------ Dataset

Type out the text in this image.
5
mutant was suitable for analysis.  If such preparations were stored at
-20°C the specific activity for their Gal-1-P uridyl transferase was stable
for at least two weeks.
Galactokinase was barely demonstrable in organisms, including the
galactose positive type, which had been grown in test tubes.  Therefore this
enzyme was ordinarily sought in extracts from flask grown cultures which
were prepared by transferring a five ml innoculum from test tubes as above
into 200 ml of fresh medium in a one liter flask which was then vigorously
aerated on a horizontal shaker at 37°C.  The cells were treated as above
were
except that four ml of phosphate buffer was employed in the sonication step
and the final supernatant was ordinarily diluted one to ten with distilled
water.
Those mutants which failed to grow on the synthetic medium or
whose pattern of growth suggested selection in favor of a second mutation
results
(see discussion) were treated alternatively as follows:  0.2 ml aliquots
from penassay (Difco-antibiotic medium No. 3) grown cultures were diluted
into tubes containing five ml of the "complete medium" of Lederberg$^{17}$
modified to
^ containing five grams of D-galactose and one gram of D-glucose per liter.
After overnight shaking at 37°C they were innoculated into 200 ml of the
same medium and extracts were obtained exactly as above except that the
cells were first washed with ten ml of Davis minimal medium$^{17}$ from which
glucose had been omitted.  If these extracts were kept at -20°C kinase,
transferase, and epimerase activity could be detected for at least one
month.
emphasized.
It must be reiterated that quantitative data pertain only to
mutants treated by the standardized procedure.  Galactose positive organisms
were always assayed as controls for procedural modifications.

------------

Each line of the entries where the string "were" occurs should be shown.

mutant was suitable for analysis.  If such preparations were stored at
were prepared by transferring a five ml innoculum from test tubes as above
aerated on a horizontal shaker at 37°C.  The cells were treated as above
were
(see discussion) were treated alternatively as follows:  0.2 ml aliquots
from penassay (Difco-antibiotic medium No. 3) grown cultures were diluted
After overnight shaking at 37°C they were innoculated into 200 ml of the
same medium and extracts were obtained exactly as above except that the
cells were first washed with ten ml of Davis minimal medium$^{17}$ from which
glucose had been omitted.  If these extracts were kept at -20°C kinase,
were always assayed as controls for procedural modifications.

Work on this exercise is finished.